*SET EXERCISE*
Will you quote all of the entries, word for word?

*RECORDS PROVIDED*
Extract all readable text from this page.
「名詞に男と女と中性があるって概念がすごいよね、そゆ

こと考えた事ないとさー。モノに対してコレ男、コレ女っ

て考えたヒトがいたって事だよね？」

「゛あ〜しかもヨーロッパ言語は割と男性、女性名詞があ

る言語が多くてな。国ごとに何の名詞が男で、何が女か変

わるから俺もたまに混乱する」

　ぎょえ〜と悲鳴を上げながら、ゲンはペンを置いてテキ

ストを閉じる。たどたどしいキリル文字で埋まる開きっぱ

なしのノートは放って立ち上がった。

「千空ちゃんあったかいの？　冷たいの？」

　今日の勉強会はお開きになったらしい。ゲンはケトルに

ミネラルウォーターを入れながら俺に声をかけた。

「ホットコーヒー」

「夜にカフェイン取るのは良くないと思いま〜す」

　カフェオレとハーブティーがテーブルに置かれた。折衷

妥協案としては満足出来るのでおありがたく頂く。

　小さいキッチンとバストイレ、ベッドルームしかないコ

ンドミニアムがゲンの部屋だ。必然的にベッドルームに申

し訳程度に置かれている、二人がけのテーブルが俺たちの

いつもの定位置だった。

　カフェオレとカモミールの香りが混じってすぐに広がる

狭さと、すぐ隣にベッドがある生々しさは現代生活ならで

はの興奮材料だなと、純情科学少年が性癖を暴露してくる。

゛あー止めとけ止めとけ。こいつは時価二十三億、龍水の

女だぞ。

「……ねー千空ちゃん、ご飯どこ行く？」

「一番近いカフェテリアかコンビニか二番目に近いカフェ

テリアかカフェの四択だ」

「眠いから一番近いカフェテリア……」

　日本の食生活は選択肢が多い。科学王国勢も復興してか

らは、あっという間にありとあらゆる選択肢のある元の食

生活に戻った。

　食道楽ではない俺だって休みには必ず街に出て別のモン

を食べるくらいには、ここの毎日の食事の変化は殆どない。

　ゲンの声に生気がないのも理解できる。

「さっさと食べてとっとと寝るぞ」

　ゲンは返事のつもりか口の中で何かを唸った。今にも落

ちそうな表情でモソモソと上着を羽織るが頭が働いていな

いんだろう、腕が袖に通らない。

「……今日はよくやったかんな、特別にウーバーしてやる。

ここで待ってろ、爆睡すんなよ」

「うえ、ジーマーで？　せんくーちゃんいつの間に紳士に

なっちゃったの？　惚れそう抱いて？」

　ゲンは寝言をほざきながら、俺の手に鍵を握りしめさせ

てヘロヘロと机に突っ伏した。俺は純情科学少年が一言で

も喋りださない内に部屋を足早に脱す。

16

*FINAL RESULT*
Extract all readable text from this page.
「名詞に男と女と中性があるって概念がすごいよね、そゆ

こと考えた事ないとさー。モノに対してコレ男、コレ女っ

て考えたヒトがいたって事だよね？」

「゛あ〜しかもヨーロッパ言語は割と男性、女性名詞があ

る言語が多くてな。国ごとに何の名詞が男で、何が女か変

わるから俺もたまに混乱する」

　ぎょえ〜と悲鳴を上げながら、ゲンはペンを置いてテキ

ストを閉じる。たどたどしいキリル文字で埋まる開きっぱ

なしのノートは放って立ち上がった。

「千空ちゃんあったかいの？　冷たいの？」

　今日の勉強会はお開きになったらしい。ゲンはケトルに

ミネラルウォーターを入れながら俺に声をかけた。

「ホットコーヒー」

「夜にカフェイン取るのは良くないと思いま〜す」

　カフェオレとハーブティーがテーブルに置かれた。折衷

妥協案としては満足出来るのでおありがたく頂く。

　小さいキッチンとバストイレ、ベッドルームしかないコ

ンドミニアムがゲンの部屋だ。必然的にベッドルームに申

し訳程度に置かれている、二人がけのテーブルが俺たちの

いつもの定位置だった。

　カフェオレとカモミールの香りが混じってすぐに広がる

狭さと、すぐ隣にベッドがある生々しさは現代生活ならで

はの興奮材料だなと、純情科学少年が性癖を暴露してくる。

゛あー止めとけ止めとけ。こいつは時価二十三億、龍水の

女だぞ。

「……ねー千空ちゃん、ご飯どこ行く？」

「一番近いカフェテリアかコンビニか二番目に近いカフェ

テリアかカフェの四択だ」

「眠いから一番近いカフェテリア……」

　日本の食生活は選択肢が多い。科学王国勢も復興してか

らは、あっという間にありとあらゆる選択肢のある元の食

生活に戻った。

　食道楽ではない俺だって休みには必ず街に出て別のモン

を食べるくらいには、ここの毎日の食事の変化は殆どない。

　ゲンの声に生気がないのも理解できる。

「さっさと食べてとっとと寝るぞ」

　ゲンは返事のつもりか口の中で何かを唸った。今にも落

ちそうな表情でモソモソと上着を羽織るが頭が働いていな

いんだろう、腕が袖に通らない。

「……今日はよくやったかんな、特別にウーバーしてやる。

ここで待ってろ、爆睡すんなよ」

「うえ、ジーマーで？　せんくーちゃんいつの間に紳士に

なっちゃったの？　惚れそう抱いて？」

　ゲンは寝言をほざきながら、俺の手に鍵を握りしめさせ

てヘロヘロと机に突っ伏した。俺は純情科学少年が一言で

も喋りださない内に部屋を足早に脱す。

16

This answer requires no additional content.